Region and label listings
_ _ _
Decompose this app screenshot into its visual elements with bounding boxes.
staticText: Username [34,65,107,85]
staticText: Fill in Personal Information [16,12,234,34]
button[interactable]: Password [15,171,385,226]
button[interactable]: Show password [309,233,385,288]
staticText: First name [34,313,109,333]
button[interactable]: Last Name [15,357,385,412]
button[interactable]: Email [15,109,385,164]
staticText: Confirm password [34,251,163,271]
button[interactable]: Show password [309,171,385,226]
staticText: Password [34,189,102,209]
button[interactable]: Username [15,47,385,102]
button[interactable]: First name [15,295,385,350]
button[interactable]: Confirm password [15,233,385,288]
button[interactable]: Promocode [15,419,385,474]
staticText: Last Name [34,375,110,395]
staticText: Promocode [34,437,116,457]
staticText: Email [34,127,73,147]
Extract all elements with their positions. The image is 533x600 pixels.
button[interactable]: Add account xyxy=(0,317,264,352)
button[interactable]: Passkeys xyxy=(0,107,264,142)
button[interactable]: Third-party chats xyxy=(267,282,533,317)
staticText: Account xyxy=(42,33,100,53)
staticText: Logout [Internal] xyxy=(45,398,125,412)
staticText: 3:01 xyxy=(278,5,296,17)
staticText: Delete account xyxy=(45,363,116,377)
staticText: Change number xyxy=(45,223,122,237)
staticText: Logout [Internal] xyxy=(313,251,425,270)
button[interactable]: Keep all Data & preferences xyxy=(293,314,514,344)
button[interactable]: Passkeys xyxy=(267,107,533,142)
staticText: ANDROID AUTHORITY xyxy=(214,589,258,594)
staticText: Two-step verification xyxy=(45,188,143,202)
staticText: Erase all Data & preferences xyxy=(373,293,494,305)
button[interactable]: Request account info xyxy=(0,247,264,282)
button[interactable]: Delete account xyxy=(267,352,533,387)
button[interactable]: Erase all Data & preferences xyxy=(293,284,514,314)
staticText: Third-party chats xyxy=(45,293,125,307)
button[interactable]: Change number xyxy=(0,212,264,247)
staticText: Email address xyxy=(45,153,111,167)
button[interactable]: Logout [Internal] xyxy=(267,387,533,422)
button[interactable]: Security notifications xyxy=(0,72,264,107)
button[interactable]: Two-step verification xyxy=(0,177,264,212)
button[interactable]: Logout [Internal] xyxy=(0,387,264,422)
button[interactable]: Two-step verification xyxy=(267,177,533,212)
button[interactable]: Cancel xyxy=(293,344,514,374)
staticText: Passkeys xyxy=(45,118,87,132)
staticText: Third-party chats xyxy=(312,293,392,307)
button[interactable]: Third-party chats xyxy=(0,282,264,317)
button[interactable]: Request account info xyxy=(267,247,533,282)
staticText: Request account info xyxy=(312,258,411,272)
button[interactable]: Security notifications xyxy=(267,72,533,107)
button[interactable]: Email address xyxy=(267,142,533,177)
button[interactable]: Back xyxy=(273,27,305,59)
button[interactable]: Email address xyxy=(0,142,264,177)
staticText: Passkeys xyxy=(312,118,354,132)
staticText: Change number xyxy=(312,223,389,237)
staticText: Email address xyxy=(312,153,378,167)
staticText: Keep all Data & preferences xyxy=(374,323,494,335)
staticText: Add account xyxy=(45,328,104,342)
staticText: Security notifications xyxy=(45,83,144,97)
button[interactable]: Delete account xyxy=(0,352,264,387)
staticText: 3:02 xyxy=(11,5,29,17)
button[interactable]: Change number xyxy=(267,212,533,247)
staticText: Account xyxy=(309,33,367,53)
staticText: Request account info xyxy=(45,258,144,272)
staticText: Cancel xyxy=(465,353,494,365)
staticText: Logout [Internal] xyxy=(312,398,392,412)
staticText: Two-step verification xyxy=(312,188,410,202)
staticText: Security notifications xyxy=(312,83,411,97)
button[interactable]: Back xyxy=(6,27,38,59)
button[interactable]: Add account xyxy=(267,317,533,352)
_ _ _
SET PROBLEM: Transcribe the rows character for character, beginning with the very first line and continuing through the line that contains "staticText: Logout [Internal] xyxy=(45,398,125,412)", with both of those lines included.

RESPONSE TO THIS TASK:
Decompose this app screenshot into its visual elements with bounding boxes.
staticText: Username [34,65,107,85]
staticText: Fill in Personal Information [16,12,234,34]
button[interactable]: Password [15,171,385,226]
button[interactable]: Show password [309,233,385,288]
staticText: First name [34,313,109,333]
button[interactable]: Last Name [15,357,385,412]
button[interactable]: Email [15,109,385,164]
staticText: Confirm password [34,251,163,271]
button[interactable]: Show password [309,171,385,226]
staticText: Password [34,189,102,209]
button[interactable]: Username [15,47,385,102]
button[interactable]: First name [15,295,385,350]
button[interactable]: Confirm password [15,233,385,288]
button[interactable]: Promocode [15,419,385,474]
staticText: Last Name [34,375,110,395]
staticText: Promocode [34,437,116,457]
staticText: Email [34,127,73,147]
Extract all elements with their positions. The image is 533x600 pixels.
button[interactable]: Add account xyxy=(0,317,264,352)
button[interactable]: Passkeys xyxy=(0,107,264,142)
button[interactable]: Third-party chats xyxy=(267,282,533,317)
staticText: Account xyxy=(42,33,100,53)
staticText: Logout [Internal] xyxy=(45,398,125,412)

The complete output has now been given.